Some lines of these records may hold the word "فيصل"; state how many, using only the number.

Extracted records
┌──

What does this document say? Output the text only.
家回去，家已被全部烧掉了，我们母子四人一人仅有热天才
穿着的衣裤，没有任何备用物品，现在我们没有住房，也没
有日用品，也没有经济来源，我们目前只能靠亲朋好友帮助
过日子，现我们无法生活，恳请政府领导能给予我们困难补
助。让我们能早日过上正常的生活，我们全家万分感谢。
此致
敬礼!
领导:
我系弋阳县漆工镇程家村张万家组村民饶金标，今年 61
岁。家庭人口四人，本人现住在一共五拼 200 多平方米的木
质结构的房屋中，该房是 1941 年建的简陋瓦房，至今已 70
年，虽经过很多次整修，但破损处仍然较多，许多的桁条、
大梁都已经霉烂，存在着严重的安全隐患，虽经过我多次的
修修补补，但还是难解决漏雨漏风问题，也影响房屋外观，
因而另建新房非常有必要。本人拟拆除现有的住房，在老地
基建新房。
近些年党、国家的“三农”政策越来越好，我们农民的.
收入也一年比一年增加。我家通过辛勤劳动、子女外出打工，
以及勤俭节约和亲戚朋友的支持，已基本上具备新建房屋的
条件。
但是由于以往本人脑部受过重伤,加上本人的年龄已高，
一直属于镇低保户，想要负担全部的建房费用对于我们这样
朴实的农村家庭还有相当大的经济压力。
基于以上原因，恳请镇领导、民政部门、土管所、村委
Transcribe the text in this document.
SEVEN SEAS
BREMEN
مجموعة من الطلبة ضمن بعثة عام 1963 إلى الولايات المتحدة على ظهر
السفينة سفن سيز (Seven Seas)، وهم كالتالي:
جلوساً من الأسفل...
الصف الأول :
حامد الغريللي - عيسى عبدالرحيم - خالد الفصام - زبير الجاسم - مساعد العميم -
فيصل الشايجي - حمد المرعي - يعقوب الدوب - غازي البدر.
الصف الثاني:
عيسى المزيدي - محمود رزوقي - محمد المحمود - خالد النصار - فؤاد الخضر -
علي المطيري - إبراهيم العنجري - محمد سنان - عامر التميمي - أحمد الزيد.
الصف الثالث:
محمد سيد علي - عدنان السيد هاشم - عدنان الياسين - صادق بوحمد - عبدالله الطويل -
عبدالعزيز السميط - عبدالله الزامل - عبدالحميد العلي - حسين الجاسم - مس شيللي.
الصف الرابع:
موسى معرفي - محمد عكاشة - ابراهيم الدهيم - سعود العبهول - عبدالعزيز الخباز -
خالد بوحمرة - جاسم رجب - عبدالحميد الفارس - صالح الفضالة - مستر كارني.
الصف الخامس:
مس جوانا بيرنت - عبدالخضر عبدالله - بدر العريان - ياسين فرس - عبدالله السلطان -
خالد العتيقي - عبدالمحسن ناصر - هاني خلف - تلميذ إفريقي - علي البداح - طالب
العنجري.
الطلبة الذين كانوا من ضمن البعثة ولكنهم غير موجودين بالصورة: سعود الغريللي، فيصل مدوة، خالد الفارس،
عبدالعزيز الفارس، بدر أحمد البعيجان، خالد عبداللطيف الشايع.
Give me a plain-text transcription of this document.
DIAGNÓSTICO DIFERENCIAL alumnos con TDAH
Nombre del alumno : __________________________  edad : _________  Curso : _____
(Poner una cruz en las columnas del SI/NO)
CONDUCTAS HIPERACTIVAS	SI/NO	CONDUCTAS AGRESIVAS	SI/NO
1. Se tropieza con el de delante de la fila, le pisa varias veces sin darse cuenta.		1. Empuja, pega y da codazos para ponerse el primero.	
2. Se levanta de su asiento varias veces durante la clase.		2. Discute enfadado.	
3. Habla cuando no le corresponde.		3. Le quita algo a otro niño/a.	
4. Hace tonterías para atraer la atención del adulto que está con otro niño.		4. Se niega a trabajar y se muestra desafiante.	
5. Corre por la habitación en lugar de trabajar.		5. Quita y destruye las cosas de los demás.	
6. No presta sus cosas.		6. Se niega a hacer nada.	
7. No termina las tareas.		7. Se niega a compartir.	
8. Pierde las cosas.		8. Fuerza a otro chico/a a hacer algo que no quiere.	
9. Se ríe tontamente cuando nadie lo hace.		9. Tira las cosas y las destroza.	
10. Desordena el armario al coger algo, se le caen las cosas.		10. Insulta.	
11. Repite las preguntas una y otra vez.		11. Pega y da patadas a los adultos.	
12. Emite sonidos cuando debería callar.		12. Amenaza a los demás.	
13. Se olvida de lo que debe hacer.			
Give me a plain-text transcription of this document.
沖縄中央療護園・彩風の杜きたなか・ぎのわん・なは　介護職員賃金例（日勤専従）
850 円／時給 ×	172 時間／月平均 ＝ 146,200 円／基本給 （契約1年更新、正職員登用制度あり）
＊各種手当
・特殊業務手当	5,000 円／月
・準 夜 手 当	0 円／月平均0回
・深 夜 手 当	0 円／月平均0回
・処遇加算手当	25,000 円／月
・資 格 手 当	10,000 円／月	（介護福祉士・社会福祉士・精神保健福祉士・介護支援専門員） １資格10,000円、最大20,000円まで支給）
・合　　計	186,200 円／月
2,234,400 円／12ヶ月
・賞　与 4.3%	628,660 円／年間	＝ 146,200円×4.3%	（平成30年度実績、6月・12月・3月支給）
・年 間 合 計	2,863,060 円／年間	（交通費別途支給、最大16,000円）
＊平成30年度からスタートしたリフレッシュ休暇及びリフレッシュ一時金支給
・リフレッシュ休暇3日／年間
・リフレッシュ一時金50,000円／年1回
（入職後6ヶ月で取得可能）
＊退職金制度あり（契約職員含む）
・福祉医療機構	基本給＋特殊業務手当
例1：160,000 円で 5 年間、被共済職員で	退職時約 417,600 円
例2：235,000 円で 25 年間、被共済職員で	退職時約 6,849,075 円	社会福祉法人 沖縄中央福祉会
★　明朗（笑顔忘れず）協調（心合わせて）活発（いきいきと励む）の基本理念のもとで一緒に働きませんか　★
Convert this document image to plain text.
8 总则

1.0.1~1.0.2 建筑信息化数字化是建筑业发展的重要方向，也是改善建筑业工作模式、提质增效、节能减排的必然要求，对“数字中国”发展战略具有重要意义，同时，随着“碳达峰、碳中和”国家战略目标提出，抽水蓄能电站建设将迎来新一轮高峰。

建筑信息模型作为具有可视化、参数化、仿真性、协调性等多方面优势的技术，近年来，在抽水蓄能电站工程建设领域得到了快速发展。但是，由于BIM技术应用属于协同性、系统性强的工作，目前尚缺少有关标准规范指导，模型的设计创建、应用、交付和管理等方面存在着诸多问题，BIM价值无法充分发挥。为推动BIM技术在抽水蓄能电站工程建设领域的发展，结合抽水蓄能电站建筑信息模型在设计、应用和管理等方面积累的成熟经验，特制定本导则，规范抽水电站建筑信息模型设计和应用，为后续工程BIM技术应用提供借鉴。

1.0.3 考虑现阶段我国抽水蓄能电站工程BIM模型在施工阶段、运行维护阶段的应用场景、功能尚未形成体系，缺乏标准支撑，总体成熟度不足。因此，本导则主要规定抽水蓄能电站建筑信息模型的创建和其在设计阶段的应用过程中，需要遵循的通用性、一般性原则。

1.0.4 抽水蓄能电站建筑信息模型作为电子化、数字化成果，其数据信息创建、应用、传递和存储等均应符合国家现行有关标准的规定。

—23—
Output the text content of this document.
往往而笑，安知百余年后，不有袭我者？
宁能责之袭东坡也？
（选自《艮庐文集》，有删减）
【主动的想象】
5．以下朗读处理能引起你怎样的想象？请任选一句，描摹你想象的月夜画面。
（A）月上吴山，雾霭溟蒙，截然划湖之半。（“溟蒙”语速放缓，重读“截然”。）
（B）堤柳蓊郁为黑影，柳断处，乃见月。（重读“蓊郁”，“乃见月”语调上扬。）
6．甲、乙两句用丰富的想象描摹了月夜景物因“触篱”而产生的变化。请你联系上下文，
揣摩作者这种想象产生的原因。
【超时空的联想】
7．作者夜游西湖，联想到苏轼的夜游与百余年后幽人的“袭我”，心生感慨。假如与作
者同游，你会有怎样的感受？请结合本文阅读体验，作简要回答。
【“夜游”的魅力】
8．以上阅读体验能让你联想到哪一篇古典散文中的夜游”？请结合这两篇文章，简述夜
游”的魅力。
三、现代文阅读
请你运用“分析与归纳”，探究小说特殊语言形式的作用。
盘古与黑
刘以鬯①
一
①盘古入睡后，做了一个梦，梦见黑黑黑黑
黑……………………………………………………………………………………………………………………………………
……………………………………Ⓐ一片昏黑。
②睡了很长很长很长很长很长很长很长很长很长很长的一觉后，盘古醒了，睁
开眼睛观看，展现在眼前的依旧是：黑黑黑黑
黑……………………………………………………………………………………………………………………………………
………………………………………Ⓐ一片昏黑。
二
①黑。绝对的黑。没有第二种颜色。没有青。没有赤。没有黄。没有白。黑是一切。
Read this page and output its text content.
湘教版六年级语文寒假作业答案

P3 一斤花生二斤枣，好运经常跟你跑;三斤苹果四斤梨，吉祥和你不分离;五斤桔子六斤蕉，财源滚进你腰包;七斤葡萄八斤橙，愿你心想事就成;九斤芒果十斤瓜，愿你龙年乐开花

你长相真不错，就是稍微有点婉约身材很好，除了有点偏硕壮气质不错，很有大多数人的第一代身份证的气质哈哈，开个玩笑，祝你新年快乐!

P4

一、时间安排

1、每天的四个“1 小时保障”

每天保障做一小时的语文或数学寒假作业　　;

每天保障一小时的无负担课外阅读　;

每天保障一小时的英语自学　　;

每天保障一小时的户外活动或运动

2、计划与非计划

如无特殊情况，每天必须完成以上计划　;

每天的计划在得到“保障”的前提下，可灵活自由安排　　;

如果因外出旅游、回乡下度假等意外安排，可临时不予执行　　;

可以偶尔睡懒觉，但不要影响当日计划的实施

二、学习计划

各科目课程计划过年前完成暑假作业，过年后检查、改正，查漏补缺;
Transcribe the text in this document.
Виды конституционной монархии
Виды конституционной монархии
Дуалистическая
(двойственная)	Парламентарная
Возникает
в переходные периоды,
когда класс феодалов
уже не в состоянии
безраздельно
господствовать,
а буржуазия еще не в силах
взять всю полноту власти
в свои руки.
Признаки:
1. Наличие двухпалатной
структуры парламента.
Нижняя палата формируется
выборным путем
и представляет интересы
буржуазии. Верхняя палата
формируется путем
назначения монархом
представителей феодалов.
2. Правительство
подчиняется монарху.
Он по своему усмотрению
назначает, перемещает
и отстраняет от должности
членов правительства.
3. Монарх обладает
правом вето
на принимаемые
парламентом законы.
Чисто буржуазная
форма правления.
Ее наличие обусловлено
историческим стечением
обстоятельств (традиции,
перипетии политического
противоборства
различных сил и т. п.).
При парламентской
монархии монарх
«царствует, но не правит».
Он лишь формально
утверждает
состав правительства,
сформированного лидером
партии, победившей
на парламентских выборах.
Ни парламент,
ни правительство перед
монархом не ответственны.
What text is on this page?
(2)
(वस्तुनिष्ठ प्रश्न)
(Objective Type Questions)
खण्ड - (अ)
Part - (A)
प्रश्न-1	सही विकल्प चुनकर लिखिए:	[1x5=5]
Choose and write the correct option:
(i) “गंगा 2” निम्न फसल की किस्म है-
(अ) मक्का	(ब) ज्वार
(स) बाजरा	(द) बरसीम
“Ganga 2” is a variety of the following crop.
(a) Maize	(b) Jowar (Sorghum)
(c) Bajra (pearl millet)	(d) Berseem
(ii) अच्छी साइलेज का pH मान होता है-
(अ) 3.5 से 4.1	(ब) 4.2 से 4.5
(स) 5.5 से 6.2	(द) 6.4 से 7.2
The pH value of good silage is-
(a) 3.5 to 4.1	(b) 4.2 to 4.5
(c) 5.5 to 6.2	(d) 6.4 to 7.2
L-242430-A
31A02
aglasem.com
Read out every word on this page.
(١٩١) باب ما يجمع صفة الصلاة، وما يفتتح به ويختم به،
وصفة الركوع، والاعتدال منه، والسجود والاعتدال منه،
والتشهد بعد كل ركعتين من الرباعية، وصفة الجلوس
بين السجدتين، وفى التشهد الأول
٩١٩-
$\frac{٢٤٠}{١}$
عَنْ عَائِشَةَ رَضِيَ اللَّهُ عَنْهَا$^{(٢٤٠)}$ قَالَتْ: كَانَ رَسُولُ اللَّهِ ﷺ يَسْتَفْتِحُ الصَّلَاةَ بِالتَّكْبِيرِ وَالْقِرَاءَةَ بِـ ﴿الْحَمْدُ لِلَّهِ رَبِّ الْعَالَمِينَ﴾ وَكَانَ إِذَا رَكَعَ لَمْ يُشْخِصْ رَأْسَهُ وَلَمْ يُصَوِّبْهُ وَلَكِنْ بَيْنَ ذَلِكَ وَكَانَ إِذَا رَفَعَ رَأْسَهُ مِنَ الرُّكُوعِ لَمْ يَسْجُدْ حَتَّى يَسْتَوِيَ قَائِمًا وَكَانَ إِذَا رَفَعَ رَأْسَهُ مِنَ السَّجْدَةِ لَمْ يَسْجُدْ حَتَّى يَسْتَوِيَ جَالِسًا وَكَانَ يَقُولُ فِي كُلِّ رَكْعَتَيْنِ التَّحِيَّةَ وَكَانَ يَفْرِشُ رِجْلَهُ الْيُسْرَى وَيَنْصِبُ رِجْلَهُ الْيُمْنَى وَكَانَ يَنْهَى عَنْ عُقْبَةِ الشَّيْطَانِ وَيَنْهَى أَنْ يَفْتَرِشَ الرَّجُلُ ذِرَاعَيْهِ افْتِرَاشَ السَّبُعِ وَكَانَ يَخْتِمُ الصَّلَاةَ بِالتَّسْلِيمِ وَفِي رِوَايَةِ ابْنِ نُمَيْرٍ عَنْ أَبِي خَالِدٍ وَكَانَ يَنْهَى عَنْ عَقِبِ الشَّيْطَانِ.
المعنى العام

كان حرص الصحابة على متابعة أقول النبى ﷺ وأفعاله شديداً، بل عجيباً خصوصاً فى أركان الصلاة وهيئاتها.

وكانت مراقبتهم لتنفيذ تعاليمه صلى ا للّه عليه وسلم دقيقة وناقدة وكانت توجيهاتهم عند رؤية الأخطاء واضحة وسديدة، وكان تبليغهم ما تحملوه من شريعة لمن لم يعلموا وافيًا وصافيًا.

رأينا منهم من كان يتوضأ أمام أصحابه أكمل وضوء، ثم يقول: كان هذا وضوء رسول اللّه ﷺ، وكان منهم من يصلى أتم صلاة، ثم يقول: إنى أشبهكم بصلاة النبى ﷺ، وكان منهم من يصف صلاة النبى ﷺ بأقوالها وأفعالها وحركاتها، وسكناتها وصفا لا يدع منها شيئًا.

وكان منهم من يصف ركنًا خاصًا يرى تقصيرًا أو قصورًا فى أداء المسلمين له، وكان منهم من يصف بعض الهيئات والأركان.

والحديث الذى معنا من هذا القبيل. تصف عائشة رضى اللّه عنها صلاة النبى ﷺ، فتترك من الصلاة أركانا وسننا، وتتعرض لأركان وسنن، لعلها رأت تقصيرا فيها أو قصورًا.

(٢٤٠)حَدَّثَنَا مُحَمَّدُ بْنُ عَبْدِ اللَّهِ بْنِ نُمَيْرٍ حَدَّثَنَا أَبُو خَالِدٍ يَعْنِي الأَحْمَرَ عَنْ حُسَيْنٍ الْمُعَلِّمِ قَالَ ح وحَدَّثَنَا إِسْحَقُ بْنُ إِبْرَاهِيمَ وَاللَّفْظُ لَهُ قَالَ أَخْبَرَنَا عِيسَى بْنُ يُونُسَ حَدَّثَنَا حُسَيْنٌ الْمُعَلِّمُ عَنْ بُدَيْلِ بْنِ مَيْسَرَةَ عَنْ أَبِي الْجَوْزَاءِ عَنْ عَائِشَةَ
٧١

└──

**Exercise response:** 2